EXERCISE
Reproduce the entries exactly.

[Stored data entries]
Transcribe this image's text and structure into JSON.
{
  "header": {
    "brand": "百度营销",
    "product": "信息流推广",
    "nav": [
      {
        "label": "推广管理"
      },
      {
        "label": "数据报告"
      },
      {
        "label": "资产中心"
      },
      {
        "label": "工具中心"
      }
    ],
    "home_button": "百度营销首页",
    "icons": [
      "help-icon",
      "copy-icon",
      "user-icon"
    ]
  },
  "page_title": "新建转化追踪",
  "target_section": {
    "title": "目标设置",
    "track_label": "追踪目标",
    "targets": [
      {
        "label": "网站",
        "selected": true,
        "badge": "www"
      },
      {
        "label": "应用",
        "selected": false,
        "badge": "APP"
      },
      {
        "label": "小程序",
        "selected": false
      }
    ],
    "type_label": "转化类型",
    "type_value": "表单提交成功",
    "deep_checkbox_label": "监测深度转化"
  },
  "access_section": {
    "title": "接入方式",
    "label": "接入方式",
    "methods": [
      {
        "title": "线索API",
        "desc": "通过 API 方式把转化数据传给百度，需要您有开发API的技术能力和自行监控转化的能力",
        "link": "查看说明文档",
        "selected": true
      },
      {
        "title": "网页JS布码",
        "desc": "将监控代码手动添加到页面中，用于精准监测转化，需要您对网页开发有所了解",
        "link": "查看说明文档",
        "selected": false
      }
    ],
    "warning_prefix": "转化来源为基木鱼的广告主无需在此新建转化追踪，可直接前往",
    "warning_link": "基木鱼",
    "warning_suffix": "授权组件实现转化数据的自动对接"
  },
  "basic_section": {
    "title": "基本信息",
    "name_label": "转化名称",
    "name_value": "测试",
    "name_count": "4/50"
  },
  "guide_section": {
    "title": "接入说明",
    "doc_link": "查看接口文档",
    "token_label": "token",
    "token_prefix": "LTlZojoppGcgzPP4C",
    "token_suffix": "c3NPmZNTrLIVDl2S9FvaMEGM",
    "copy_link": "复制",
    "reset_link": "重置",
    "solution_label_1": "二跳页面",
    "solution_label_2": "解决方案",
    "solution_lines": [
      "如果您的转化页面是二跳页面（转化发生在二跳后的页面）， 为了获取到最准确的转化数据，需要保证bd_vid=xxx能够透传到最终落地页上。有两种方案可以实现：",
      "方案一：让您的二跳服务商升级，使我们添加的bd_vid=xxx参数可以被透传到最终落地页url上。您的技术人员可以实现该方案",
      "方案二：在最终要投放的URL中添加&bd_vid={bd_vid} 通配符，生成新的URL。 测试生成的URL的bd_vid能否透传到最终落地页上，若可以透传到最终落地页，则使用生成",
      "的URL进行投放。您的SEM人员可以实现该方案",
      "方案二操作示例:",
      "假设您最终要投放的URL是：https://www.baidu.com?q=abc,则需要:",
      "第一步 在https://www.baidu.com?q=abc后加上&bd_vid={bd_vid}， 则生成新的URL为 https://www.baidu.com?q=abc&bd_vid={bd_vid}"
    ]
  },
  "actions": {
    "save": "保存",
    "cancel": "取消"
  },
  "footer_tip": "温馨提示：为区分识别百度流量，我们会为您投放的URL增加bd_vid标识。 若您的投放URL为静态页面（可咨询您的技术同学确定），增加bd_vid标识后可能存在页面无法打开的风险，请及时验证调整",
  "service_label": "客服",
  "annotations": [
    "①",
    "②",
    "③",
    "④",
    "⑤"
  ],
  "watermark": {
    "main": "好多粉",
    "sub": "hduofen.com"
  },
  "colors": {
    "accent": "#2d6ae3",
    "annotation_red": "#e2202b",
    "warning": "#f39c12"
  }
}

FULL ANSWER
Transcribe this image's text and structure into JSON.
{
  "header": {
    "brand": "百度营销",
    "product": "信息流推广",
    "nav": [
      {
        "label": "推广管理"
      },
      {
        "label": "数据报告"
      },
      {
        "label": "资产中心"
      },
      {
        "label": "工具中心"
      }
    ],
    "home_button": "百度营销首页",
    "icons": [
      "help-icon",
      "copy-icon",
      "user-icon"
    ]
  },
  "page_title": "新建转化追踪",
  "target_section": {
    "title": "目标设置",
    "track_label": "追踪目标",
    "targets": [
      {
        "label": "网站",
        "selected": true,
        "badge": "www"
      },
      {
        "label": "应用",
        "selected": false,
        "badge": "APP"
      },
      {
        "label": "小程序",
        "selected": false
      }
    ],
    "type_label": "转化类型",
    "type_value": "表单提交成功",
    "deep_checkbox_label": "监测深度转化"
  },
  "access_section": {
    "title": "接入方式",
    "label": "接入方式",
    "methods": [
      {
        "title": "线索API",
        "desc": "通过 API 方式把转化数据传给百度，需要您有开发API的技术能力和自行监控转化的能力",
        "link": "查看说明文档",
        "selected": true
      },
      {
        "title": "网页JS布码",
        "desc": "将监控代码手动添加到页面中，用于精准监测转化，需要您对网页开发有所了解",
        "link": "查看说明文档",
        "selected": false
      }
    ],
    "warning_prefix": "转化来源为基木鱼的广告主无需在此新建转化追踪，可直接前往",
    "warning_link": "基木鱼",
    "warning_suffix": "授权组件实现转化数据的自动对接"
  },
  "basic_section": {
    "title": "基本信息",
    "name_label": "转化名称",
    "name_value": "测试",
    "name_count": "4/50"
  },
  "guide_section": {
    "title": "接入说明",
    "doc_link": "查看接口文档",
    "token_label": "token",
    "token_prefix": "LTlZojoppGcgzPP4C",
    "token_suffix": "c3NPmZNTrLIVDl2S9FvaMEGM",
    "copy_link": "复制",
    "reset_link": "重置",
    "solution_label_1": "二跳页面",
    "solution_label_2": "解决方案",
    "solution_lines": [
      "如果您的转化页面是二跳页面（转化发生在二跳后的页面）， 为了获取到最准确的转化数据，需要保证bd_vid=xxx能够透传到最终落地页上。有两种方案可以实现：",
      "方案一：让您的二跳服务商升级，使我们添加的bd_vid=xxx参数可以被透传到最终落地页url上。您的技术人员可以实现该方案",
      "方案二：在最终要投放的URL中添加&bd_vid={bd_vid} 通配符，生成新的URL。 测试生成的URL的bd_vid能否透传到最终落地页上，若可以透传到最终落地页，则使用生成",
      "的URL进行投放。您的SEM人员可以实现该方案",
      "方案二操作示例:",
      "假设您最终要投放的URL是：https://www.baidu.com?q=abc,则需要:",
      "第一步 在https://www.baidu.com?q=abc后加上&bd_vid={bd_vid}， 则生成新的URL为 https://www.baidu.com?q=abc&bd_vid={bd_vid}"
    ]
  },
  "actions": {
    "save": "保存",
    "cancel": "取消"
  },
  "footer_tip": "温馨提示：为区分识别百度流量，我们会为您投放的URL增加bd_vid标识。 若您的投放URL为静态页面（可咨询您的技术同学确定），增加bd_vid标识后可能存在页面无法打开的风险，请及时验证调整",
  "service_label": "客服",
  "annotations": [
    "①",
    "②",
    "③",
    "④",
    "⑤"
  ],
  "watermark": {
    "main": "好多粉",
    "sub": "hduofen.com"
  },
  "colors": {
    "accent": "#2d6ae3",
    "annotation_red": "#e2202b",
    "warning": "#f39c12"
  }
}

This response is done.